### [Exercise instructions]
Give all of the lines again exactly as they read.

········

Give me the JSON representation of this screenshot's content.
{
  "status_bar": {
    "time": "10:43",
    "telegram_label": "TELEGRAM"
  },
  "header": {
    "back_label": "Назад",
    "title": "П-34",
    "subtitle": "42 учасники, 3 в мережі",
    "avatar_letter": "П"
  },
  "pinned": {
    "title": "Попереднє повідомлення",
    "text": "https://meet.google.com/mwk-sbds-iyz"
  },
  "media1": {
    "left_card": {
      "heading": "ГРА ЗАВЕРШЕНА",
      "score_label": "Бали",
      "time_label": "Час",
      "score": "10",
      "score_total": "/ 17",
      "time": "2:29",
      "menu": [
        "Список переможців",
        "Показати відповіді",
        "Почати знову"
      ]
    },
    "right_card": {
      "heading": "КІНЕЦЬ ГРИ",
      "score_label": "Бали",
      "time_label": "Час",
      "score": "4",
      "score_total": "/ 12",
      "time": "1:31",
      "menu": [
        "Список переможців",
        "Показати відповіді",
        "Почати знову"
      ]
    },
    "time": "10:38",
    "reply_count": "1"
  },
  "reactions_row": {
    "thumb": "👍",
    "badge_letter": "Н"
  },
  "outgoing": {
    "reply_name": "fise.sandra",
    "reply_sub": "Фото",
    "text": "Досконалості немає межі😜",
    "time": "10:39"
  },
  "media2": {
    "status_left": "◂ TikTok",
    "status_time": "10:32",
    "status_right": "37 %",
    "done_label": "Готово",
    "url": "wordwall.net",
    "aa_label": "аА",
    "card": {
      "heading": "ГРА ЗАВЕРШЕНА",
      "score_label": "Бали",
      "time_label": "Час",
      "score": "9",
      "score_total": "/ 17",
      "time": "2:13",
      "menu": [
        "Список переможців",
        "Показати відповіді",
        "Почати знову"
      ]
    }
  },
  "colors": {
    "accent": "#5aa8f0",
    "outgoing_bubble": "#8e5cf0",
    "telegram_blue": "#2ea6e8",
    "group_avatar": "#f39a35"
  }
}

········

### [The solution]
Give me the JSON representation of this screenshot's content.
{
  "status_bar": {
    "time": "10:43",
    "telegram_label": "TELEGRAM"
  },
  "header": {
    "back_label": "Назад",
    "title": "П-34",
    "subtitle": "42 учасники, 3 в мережі",
    "avatar_letter": "П"
  },
  "pinned": {
    "title": "Попереднє повідомлення",
    "text": "https://meet.google.com/mwk-sbds-iyz"
  },
  "media1": {
    "left_card": {
      "heading": "ГРА ЗАВЕРШЕНА",
      "score_label": "Бали",
      "time_label": "Час",
      "score": "10",
      "score_total": "/ 17",
      "time": "2:29",
      "menu": [
        "Список переможців",
        "Показати відповіді",
        "Почати знову"
      ]
    },
    "right_card": {
      "heading": "КІНЕЦЬ ГРИ",
      "score_label": "Бали",
      "time_label": "Час",
      "score": "4",
      "score_total": "/ 12",
      "time": "1:31",
      "menu": [
        "Список переможців",
        "Показати відповіді",
        "Почати знову"
      ]
    },
    "time": "10:38",
    "reply_count": "1"
  },
  "reactions_row": {
    "thumb": "👍",
    "badge_letter": "Н"
  },
  "outgoing": {
    "reply_name": "fise.sandra",
    "reply_sub": "Фото",
    "text": "Досконалості немає межі😜",
    "time": "10:39"
  },
  "media2": {
    "status_left": "◂ TikTok",
    "status_time": "10:32",
    "status_right": "37 %",
    "done_label": "Готово",
    "url": "wordwall.net",
    "aa_label": "аА",
    "card": {
      "heading": "ГРА ЗАВЕРШЕНА",
      "score_label": "Бали",
      "time_label": "Час",
      "score": "9",
      "score_total": "/ 17",
      "time": "2:13",
      "menu": [
        "Список переможців",
        "Показати відповіді",
        "Почати знову"
      ]
    }
  },
  "colors": {
    "accent": "#5aa8f0",
    "outgoing_bubble": "#8e5cf0",
    "telegram_blue": "#2ea6e8",
    "group_avatar": "#f39a35"
  }
}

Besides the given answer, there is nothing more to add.